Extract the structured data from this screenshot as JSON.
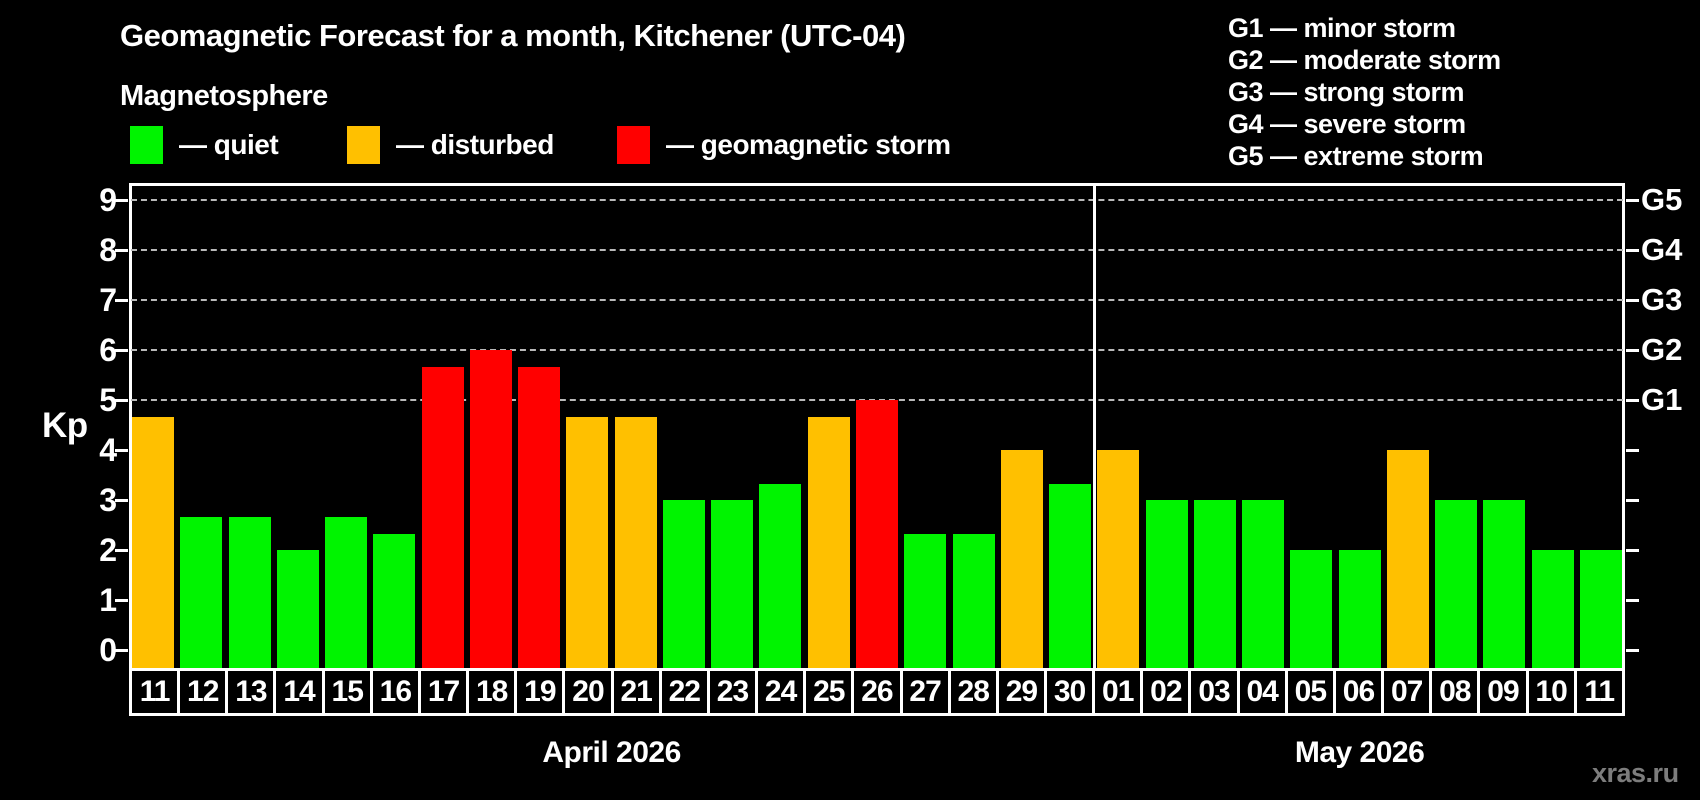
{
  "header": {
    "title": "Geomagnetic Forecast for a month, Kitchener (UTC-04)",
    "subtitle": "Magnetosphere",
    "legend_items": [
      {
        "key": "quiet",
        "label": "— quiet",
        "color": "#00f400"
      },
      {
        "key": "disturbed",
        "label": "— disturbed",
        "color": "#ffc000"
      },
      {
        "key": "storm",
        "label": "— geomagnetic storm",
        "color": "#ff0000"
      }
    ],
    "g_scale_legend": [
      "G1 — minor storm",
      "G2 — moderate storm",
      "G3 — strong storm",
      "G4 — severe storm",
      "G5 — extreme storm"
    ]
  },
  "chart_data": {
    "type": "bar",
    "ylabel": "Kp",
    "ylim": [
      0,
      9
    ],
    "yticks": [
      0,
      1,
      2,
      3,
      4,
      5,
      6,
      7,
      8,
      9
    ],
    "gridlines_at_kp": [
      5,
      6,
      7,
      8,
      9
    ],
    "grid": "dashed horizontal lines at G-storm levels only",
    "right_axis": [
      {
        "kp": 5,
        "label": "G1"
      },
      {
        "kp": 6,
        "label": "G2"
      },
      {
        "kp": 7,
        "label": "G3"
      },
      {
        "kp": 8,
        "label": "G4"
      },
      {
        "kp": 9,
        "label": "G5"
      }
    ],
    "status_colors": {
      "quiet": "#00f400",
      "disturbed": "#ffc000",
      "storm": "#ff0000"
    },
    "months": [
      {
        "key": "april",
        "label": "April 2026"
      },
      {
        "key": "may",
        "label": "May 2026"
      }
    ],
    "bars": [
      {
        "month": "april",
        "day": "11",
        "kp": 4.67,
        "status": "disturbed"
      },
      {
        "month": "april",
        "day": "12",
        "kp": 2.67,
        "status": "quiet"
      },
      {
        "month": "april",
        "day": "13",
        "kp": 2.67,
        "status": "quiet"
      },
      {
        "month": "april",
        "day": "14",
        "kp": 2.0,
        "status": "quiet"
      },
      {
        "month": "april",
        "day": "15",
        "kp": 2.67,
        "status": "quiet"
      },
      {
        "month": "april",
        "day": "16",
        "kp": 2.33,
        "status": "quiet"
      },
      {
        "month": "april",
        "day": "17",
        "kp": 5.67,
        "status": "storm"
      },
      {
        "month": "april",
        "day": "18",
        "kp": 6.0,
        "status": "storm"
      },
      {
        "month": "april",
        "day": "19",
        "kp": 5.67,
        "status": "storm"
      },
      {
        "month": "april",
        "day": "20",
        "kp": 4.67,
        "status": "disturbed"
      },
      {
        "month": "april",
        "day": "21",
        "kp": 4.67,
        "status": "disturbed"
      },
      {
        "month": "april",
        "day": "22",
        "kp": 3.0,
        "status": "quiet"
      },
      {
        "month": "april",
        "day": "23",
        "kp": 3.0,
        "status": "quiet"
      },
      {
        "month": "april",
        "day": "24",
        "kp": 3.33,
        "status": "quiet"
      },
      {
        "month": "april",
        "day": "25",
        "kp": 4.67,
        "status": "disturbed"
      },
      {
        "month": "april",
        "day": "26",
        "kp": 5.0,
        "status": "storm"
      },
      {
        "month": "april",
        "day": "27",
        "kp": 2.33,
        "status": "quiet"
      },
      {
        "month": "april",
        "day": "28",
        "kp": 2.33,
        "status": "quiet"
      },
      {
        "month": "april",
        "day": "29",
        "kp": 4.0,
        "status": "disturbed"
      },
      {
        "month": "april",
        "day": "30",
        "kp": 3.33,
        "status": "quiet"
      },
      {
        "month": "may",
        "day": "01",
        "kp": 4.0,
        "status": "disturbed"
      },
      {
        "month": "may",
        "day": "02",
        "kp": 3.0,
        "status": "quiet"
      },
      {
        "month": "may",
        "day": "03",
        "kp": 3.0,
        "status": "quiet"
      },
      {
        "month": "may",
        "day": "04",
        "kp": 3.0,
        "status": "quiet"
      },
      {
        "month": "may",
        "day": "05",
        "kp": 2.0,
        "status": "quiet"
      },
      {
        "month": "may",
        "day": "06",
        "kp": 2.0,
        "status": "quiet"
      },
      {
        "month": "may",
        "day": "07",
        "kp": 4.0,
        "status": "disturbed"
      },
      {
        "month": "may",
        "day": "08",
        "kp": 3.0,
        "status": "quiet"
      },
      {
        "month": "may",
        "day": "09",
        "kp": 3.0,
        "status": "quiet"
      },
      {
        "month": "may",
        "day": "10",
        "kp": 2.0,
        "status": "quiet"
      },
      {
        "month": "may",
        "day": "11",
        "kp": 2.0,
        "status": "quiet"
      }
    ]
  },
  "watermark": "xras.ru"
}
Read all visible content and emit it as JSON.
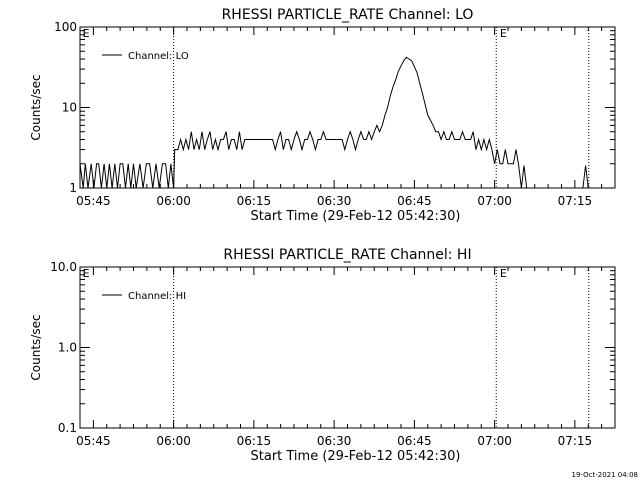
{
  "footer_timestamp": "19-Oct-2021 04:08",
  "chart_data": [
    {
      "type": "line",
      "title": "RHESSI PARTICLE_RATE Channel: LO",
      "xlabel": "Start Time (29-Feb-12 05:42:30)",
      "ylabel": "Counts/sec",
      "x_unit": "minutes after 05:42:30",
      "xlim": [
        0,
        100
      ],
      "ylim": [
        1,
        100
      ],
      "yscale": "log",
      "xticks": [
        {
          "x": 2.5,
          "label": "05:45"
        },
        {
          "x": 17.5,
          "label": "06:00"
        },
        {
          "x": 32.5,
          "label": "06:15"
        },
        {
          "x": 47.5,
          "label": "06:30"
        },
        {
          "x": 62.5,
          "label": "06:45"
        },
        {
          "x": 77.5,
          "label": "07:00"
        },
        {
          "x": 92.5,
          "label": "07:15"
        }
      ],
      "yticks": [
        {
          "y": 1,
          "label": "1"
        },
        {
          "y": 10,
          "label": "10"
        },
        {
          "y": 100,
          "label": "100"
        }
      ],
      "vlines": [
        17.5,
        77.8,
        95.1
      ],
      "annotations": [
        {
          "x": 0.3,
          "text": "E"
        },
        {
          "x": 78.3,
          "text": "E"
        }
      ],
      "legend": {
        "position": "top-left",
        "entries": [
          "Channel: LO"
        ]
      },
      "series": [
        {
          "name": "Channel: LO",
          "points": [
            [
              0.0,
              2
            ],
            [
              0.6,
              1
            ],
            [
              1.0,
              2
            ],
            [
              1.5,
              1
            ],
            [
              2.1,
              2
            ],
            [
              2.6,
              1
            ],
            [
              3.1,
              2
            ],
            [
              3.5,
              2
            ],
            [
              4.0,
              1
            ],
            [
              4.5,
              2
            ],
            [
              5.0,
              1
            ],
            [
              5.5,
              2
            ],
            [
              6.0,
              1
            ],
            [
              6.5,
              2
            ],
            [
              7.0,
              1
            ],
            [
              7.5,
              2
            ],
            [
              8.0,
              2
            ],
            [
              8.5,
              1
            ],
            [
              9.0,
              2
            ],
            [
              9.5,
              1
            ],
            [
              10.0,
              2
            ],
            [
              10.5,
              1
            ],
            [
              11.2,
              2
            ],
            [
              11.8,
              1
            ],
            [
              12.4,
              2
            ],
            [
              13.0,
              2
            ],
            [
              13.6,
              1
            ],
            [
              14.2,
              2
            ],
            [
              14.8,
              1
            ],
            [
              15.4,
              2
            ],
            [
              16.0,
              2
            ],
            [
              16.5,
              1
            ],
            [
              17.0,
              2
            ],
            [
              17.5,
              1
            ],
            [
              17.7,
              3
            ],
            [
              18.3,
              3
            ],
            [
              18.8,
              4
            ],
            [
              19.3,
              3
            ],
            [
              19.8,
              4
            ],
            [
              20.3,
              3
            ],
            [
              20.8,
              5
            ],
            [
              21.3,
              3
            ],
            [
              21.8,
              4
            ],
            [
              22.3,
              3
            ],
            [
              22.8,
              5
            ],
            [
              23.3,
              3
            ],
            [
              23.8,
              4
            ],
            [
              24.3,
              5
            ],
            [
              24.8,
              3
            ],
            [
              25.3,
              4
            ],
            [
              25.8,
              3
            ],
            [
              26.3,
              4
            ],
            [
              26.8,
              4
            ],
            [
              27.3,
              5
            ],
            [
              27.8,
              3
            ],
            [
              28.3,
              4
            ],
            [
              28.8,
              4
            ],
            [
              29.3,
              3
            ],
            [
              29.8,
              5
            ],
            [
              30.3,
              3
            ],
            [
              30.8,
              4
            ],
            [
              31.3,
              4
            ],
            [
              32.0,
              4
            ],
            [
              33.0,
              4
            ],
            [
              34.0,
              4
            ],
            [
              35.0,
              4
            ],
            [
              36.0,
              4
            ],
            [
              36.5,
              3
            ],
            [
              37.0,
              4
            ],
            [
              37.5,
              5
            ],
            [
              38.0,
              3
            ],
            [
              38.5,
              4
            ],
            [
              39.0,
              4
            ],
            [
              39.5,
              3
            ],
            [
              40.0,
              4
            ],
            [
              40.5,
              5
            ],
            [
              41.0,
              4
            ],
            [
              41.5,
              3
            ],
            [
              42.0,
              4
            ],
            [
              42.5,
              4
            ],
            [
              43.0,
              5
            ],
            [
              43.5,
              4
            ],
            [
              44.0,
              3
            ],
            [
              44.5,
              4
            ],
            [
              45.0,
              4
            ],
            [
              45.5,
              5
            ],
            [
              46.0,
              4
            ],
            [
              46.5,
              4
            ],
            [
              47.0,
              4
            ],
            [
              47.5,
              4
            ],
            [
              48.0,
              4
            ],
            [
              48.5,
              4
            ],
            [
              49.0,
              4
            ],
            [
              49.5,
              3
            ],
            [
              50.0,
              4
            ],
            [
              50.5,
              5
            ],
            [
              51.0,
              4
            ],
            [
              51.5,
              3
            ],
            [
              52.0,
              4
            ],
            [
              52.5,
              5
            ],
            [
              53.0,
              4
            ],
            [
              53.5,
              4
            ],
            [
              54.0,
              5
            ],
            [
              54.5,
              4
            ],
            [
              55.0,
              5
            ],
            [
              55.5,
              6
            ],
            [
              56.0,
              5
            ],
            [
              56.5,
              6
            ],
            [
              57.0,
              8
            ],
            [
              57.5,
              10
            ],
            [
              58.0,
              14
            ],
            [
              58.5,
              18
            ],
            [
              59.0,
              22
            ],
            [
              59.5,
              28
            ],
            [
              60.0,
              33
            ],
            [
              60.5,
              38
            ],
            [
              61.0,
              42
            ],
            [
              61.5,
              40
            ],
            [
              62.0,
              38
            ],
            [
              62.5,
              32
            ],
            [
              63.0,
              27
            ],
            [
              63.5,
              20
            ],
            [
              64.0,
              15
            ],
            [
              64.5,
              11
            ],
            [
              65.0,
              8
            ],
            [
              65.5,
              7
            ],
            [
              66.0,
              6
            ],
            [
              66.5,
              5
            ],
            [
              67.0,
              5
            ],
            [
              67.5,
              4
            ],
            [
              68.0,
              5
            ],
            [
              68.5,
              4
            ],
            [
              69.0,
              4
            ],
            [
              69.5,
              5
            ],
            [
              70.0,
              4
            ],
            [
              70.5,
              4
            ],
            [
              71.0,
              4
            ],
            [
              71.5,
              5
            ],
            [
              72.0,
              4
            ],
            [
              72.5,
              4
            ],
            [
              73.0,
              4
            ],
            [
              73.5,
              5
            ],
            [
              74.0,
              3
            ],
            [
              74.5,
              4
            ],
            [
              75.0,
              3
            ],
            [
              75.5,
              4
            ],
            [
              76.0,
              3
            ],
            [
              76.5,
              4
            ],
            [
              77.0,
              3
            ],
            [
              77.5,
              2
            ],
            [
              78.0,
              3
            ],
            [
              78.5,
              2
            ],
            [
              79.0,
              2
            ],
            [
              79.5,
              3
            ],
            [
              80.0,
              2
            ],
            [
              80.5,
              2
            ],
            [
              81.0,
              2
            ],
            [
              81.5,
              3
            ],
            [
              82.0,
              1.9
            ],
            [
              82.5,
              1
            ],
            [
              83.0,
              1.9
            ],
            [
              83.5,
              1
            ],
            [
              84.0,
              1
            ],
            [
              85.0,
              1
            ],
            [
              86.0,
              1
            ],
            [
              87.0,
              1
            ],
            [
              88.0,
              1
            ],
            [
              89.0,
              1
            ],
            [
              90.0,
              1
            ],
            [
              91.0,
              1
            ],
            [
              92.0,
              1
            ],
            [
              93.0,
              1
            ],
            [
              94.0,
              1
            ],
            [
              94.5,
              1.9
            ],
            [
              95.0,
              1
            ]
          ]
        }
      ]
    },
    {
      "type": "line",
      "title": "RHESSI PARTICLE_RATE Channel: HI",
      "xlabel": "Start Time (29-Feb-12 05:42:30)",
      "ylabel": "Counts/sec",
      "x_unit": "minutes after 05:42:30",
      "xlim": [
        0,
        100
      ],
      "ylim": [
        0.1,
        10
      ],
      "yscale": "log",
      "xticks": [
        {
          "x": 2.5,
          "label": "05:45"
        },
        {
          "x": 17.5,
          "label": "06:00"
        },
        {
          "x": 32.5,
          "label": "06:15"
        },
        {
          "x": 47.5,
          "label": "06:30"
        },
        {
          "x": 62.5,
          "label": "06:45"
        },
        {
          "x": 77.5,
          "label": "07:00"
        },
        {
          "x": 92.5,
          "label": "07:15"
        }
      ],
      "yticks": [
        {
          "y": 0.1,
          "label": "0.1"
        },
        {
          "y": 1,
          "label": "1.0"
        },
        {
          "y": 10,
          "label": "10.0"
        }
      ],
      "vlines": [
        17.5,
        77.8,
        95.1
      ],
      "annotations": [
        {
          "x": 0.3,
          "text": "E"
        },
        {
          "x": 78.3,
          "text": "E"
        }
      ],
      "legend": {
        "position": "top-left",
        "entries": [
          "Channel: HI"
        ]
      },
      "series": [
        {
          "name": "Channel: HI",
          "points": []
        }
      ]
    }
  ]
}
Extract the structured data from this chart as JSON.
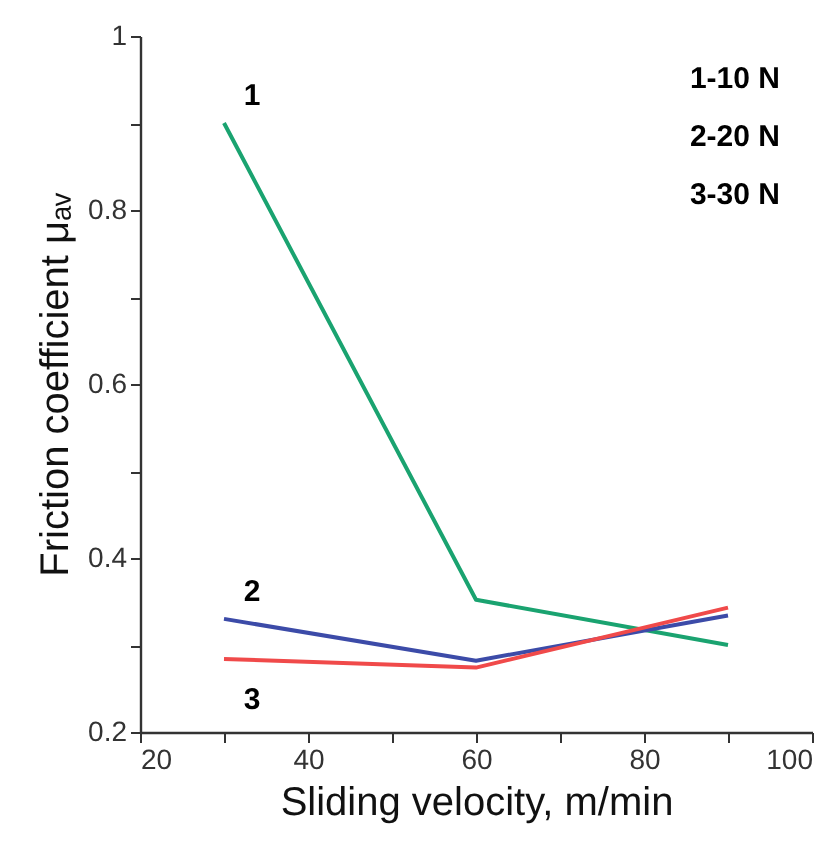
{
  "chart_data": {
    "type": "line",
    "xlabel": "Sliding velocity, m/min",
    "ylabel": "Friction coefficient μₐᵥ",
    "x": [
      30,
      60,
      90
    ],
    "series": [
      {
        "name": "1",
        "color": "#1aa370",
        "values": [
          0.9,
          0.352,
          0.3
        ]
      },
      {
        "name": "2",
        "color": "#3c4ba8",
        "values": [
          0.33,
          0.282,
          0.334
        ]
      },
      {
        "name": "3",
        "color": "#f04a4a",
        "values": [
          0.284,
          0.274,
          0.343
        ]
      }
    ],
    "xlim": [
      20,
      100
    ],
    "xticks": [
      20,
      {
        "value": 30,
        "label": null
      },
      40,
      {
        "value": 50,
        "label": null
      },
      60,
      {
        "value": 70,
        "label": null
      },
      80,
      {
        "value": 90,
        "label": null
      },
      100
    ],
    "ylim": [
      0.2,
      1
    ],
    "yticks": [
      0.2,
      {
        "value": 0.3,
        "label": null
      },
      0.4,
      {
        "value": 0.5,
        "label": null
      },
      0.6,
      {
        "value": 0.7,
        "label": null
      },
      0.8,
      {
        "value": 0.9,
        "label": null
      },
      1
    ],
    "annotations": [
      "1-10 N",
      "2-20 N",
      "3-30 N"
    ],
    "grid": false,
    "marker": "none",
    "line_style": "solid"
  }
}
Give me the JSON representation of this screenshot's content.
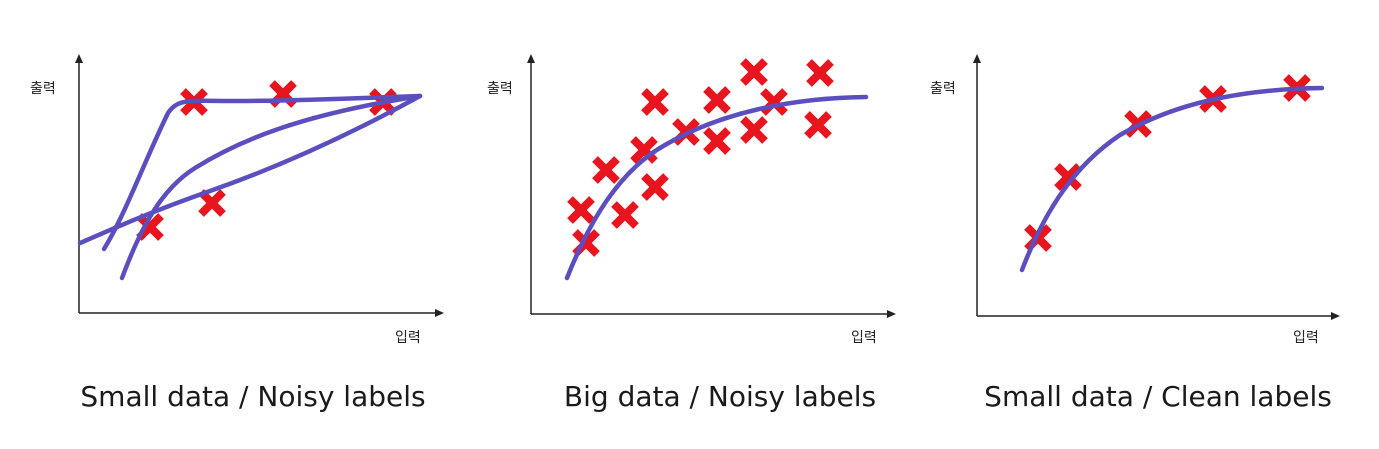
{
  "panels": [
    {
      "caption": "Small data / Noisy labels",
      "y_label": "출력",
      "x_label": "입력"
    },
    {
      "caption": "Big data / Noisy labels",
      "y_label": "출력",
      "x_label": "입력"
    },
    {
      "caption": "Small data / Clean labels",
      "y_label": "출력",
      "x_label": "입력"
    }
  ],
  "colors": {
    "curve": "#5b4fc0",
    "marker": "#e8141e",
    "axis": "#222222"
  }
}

[Set exercise]:
Say how many lines of the material contain the word "Extract", with no other text.

[Final answer]:
2